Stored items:
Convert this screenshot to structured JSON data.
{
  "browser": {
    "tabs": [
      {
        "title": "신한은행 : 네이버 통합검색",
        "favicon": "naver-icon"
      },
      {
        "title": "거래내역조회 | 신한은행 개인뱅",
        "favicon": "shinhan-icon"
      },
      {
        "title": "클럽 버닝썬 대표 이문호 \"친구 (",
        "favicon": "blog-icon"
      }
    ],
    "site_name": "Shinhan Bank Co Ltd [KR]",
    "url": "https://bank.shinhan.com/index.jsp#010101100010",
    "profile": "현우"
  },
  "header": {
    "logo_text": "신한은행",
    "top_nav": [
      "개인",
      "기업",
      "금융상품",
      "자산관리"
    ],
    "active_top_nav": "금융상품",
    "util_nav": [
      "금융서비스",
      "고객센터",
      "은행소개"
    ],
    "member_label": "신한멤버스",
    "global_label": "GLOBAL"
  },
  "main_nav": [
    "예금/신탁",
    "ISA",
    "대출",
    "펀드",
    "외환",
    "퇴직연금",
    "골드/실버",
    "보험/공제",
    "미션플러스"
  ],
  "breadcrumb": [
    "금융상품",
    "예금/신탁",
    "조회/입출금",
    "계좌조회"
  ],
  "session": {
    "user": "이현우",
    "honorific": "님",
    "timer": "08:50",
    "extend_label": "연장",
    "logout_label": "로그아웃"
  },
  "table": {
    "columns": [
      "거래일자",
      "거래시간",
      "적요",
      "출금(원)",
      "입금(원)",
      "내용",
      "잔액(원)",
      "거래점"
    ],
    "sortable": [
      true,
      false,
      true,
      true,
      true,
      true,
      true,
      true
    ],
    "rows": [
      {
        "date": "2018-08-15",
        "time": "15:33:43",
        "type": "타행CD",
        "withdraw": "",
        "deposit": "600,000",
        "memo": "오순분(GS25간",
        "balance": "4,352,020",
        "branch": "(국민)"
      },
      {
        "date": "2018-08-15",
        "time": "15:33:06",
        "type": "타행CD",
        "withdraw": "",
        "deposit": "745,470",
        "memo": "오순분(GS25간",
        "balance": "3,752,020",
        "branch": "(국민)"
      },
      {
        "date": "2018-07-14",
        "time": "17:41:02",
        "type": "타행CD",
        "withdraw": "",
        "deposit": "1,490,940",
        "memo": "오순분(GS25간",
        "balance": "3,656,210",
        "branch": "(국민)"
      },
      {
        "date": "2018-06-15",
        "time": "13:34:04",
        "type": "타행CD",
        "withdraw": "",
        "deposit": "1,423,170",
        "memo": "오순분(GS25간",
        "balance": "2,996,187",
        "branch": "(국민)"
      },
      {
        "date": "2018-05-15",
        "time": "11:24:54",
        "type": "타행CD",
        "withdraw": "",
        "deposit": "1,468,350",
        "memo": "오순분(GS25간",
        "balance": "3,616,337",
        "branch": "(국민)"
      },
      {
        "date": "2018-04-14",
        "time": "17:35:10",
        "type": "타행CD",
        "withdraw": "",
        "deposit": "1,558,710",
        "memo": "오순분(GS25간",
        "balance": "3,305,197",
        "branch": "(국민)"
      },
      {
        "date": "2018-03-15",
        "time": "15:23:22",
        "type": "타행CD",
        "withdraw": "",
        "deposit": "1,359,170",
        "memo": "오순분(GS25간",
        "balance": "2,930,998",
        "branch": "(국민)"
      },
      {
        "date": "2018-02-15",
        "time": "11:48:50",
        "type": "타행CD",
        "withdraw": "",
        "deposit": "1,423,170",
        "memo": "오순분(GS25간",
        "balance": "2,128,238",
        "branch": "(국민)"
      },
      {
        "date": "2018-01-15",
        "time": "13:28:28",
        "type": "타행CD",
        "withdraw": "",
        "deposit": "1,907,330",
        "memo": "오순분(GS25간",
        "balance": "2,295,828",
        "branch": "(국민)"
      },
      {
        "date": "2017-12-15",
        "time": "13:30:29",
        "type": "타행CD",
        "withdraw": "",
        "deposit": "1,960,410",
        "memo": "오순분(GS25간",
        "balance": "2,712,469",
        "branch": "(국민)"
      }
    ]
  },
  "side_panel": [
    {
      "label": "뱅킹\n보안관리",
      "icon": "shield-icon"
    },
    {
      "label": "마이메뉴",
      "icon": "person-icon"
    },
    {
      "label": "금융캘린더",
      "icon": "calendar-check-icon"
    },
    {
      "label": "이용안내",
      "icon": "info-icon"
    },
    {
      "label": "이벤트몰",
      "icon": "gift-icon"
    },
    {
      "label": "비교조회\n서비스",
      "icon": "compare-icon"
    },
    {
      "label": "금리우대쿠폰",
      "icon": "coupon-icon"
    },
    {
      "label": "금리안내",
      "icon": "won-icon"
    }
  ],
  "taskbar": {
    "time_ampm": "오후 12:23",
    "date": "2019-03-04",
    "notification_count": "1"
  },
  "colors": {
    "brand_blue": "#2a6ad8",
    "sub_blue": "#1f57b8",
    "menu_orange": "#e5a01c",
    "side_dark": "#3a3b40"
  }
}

* The problem
Take every line from the records above that has the word "title" and copy it.

* In response
        "title": "신한은행 : 네이버 통합검색",
        "title": "거래내역조회 | 신한은행 개인뱅",
        "title": "클럽 버닝썬 대표 이문호 \"친구 (",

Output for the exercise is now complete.